Rows from a dataset:

--------------------------------------------------

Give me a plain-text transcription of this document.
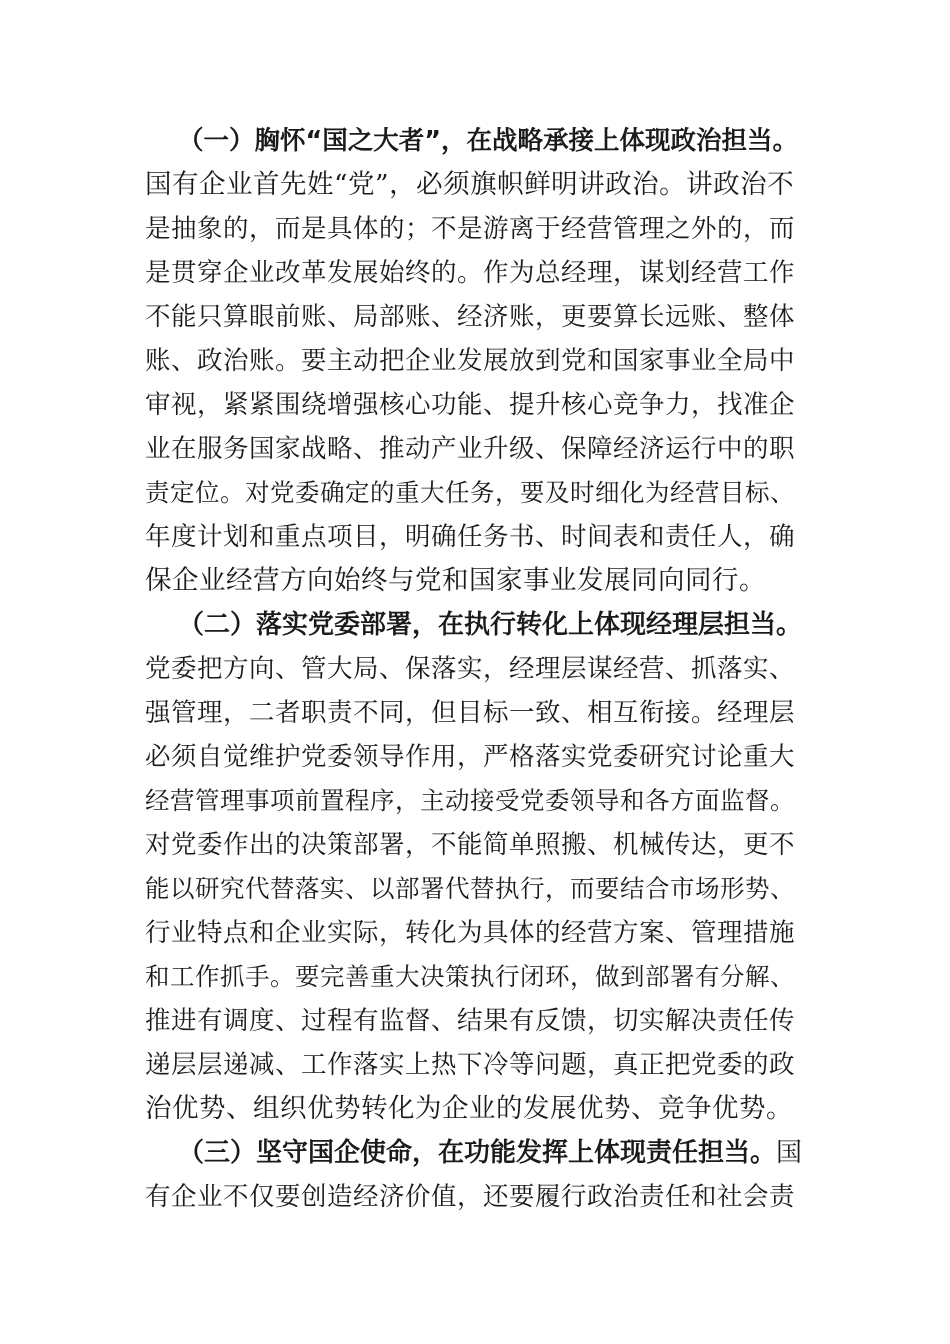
（一）胸怀“国之大者”，在战略承接上体现政治担当。
国有企业首先姓“党”，必须旗帜鲜明讲政治。讲政治不
是抽象的，而是具体的；不是游离于经营管理之外的，而
是贯穿企业改革发展始终的。作为总经理，谋划经营工作
不能只算眼前账、局部账、经济账，更要算长远账、整体
账、政治账。要主动把企业发展放到党和国家事业全局中
审视，紧紧围绕增强核心功能、提升核心竞争力，找准企
业在服务国家战略、推动产业升级、保障经济运行中的职
责定位。对党委确定的重大任务，要及时细化为经营目标、
年度计划和重点项目，明确任务书、时间表和责任人，确
保企业经营方向始终与党和国家事业发展同向同行。
（二）落实党委部署，在执行转化上体现经理层担当。
党委把方向、管大局、保落实，经理层谋经营、抓落实、
强管理，二者职责不同，但目标一致、相互衔接。经理层
必须自觉维护党委领导作用，严格落实党委研究讨论重大
经营管理事项前置程序，主动接受党委领导和各方面监督。
对党委作出的决策部署，不能简单照搬、机械传达，更不
能以研究代替落实、以部署代替执行，而要结合市场形势、
行业特点和企业实际，转化为具体的经营方案、管理措施
和工作抓手。要完善重大决策执行闭环，做到部署有分解、
推进有调度、过程有监督、结果有反馈，切实解决责任传
递层层递减、工作落实上热下冷等问题，真正把党委的政
治优势、组织优势转化为企业的发展优势、竞争优势。
（三）坚守国企使命，在功能发挥上体现责任担当。国
有企业不仅要创造经济价值，还要履行政治责任和社会责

--------------------------------------------------

> [Requirement]: Except for the pictures, print the data above exactly.

> [Output]:
Give me a plain-text transcription of this document.
（一）胸怀“国之大者”，在战略承接上体现政治担当。
国有企业首先姓“党”，必须旗帜鲜明讲政治。讲政治不
是抽象的，而是具体的；不是游离于经营管理之外的，而
是贯穿企业改革发展始终的。作为总经理，谋划经营工作
不能只算眼前账、局部账、经济账，更要算长远账、整体
账、政治账。要主动把企业发展放到党和国家事业全局中
审视，紧紧围绕增强核心功能、提升核心竞争力，找准企
业在服务国家战略、推动产业升级、保障经济运行中的职
责定位。对党委确定的重大任务，要及时细化为经营目标、
年度计划和重点项目，明确任务书、时间表和责任人，确
保企业经营方向始终与党和国家事业发展同向同行。
（二）落实党委部署，在执行转化上体现经理层担当。
党委把方向、管大局、保落实，经理层谋经营、抓落实、
强管理，二者职责不同，但目标一致、相互衔接。经理层
必须自觉维护党委领导作用，严格落实党委研究讨论重大
经营管理事项前置程序，主动接受党委领导和各方面监督。
对党委作出的决策部署，不能简单照搬、机械传达，更不
能以研究代替落实、以部署代替执行，而要结合市场形势、
行业特点和企业实际，转化为具体的经营方案、管理措施
和工作抓手。要完善重大决策执行闭环，做到部署有分解、
推进有调度、过程有监督、结果有反馈，切实解决责任传
递层层递减、工作落实上热下冷等问题，真正把党委的政
治优势、组织优势转化为企业的发展优势、竞争优势。
（三）坚守国企使命，在功能发挥上体现责任担当。国
有企业不仅要创造经济价值，还要履行政治责任和社会责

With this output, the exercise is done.